WHAT YOU SHOULD DO
Return the entries below verbatim. Pictures stay out.

RECORDED INFORMATION

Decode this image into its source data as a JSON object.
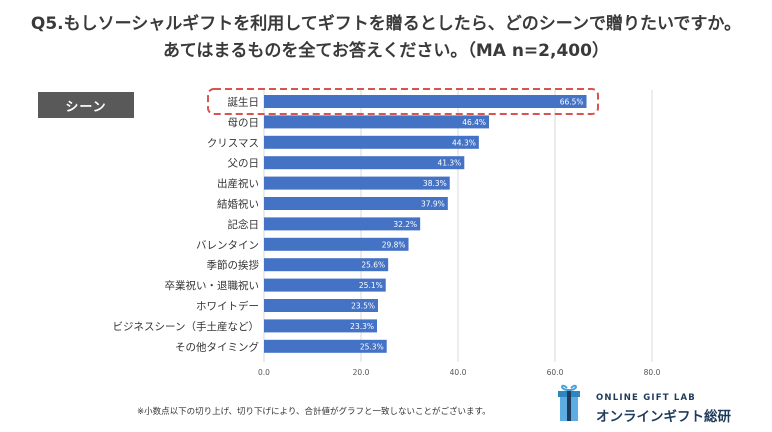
{
  "title_line1": "Q5.もしソーシャルギフトを利用してギフトを贈るとしたら、どのシーンで贈りたいですか。",
  "title_line2": "あてはまるものを全てお答えください。（MA n=2,400）",
  "scene_label": "シーン",
  "footnote": "※小数点以下の切り上げ、切り下げにより、合計値がグラフと一致しないことがございます。",
  "logo": {
    "line1": "ONLINE GIFT LAB",
    "line2": "オンラインギフト総研",
    "icon": "gift-box-icon"
  },
  "colors": {
    "bar": "#4472c4",
    "highlight": "#d9534f",
    "tag_bg": "#595959",
    "grid": "#d9d9d9"
  },
  "chart_data": {
    "type": "bar",
    "orientation": "horizontal",
    "title": "Q5.もしソーシャルギフトを利用してギフトを贈るとしたら、どのシーンで贈りたいですか。あてはまるものを全てお答えください。（MA n=2,400）",
    "categories": [
      "誕生日",
      "母の日",
      "クリスマス",
      "父の日",
      "出産祝い",
      "結婚祝い",
      "記念日",
      "バレンタイン",
      "季節の挨拶",
      "卒業祝い・退職祝い",
      "ホワイトデー",
      "ビジネスシーン（手土産など）",
      "その他タイミング"
    ],
    "values": [
      66.5,
      46.4,
      44.3,
      41.3,
      38.3,
      37.9,
      32.2,
      29.8,
      25.6,
      25.1,
      23.5,
      23.3,
      25.3
    ],
    "value_labels": [
      "66.5%",
      "46.4%",
      "44.3%",
      "41.3%",
      "38.3%",
      "37.9%",
      "32.2%",
      "29.8%",
      "25.6%",
      "25.1%",
      "23.5%",
      "23.3%",
      "25.3%"
    ],
    "xlim": [
      0,
      80
    ],
    "xticks": [
      0,
      20,
      40,
      60,
      80
    ],
    "xtick_labels": [
      "0.0",
      "20.0",
      "40.0",
      "60.0",
      "80.0"
    ],
    "highlighted_category": "誕生日",
    "grid": true
  }
}
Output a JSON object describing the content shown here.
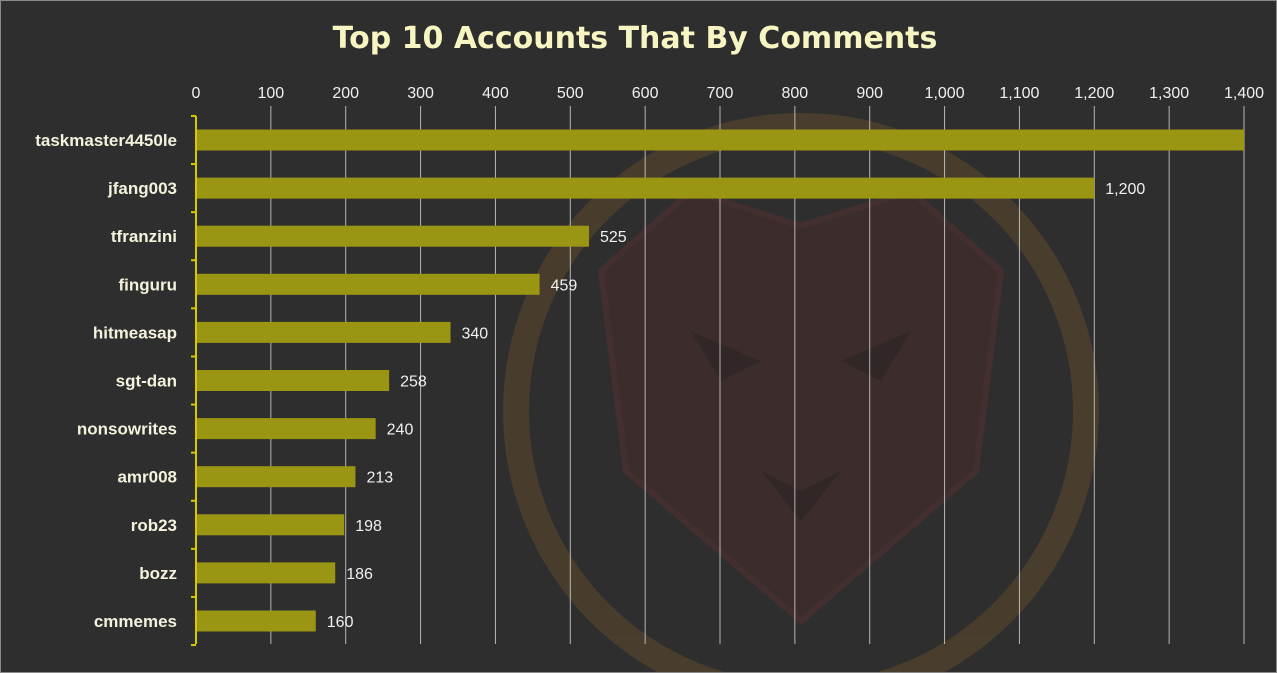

RESULT
Decode this image into its source data as a JSON object.
{
  "title_line1": "Q5.もしソーシャルギフトを利用してギフトを贈るとしたら、どのシーンで贈りたいですか。",
  "title_line2": "あてはまるものを全てお答えください。（MA n=2,400）",
  "scene_label": "シーン",
  "footnote": "※小数点以下の切り上げ、切り下げにより、合計値がグラフと一致しないことがございます。",
  "logo": {
    "line1": "ONLINE GIFT LAB",
    "line2": "オンラインギフト総研",
    "icon": "gift-box-icon"
  },
  "colors": {
    "bar": "#4472c4",
    "highlight": "#d9534f",
    "tag_bg": "#595959",
    "grid": "#d9d9d9"
  },
  "chart_data": {
    "type": "bar",
    "orientation": "horizontal",
    "title": "Q5.もしソーシャルギフトを利用してギフトを贈るとしたら、どのシーンで贈りたいですか。あてはまるものを全てお答えください。（MA n=2,400）",
    "categories": [
      "誕生日",
      "母の日",
      "クリスマス",
      "父の日",
      "出産祝い",
      "結婚祝い",
      "記念日",
      "バレンタイン",
      "季節の挨拶",
      "卒業祝い・退職祝い",
      "ホワイトデー",
      "ビジネスシーン（手土産など）",
      "その他タイミング"
    ],
    "values": [
      66.5,
      46.4,
      44.3,
      41.3,
      38.3,
      37.9,
      32.2,
      29.8,
      25.6,
      25.1,
      23.5,
      23.3,
      25.3
    ],
    "value_labels": [
      "66.5%",
      "46.4%",
      "44.3%",
      "41.3%",
      "38.3%",
      "37.9%",
      "32.2%",
      "29.8%",
      "25.6%",
      "25.1%",
      "23.5%",
      "23.3%",
      "25.3%"
    ],
    "xlim": [
      0,
      80
    ],
    "xticks": [
      0,
      20,
      40,
      60,
      80
    ],
    "xtick_labels": [
      "0.0",
      "20.0",
      "40.0",
      "60.0",
      "80.0"
    ],
    "highlighted_category": "誕生日",
    "grid": true
  }
}
Output a JSON object describing the content shown here.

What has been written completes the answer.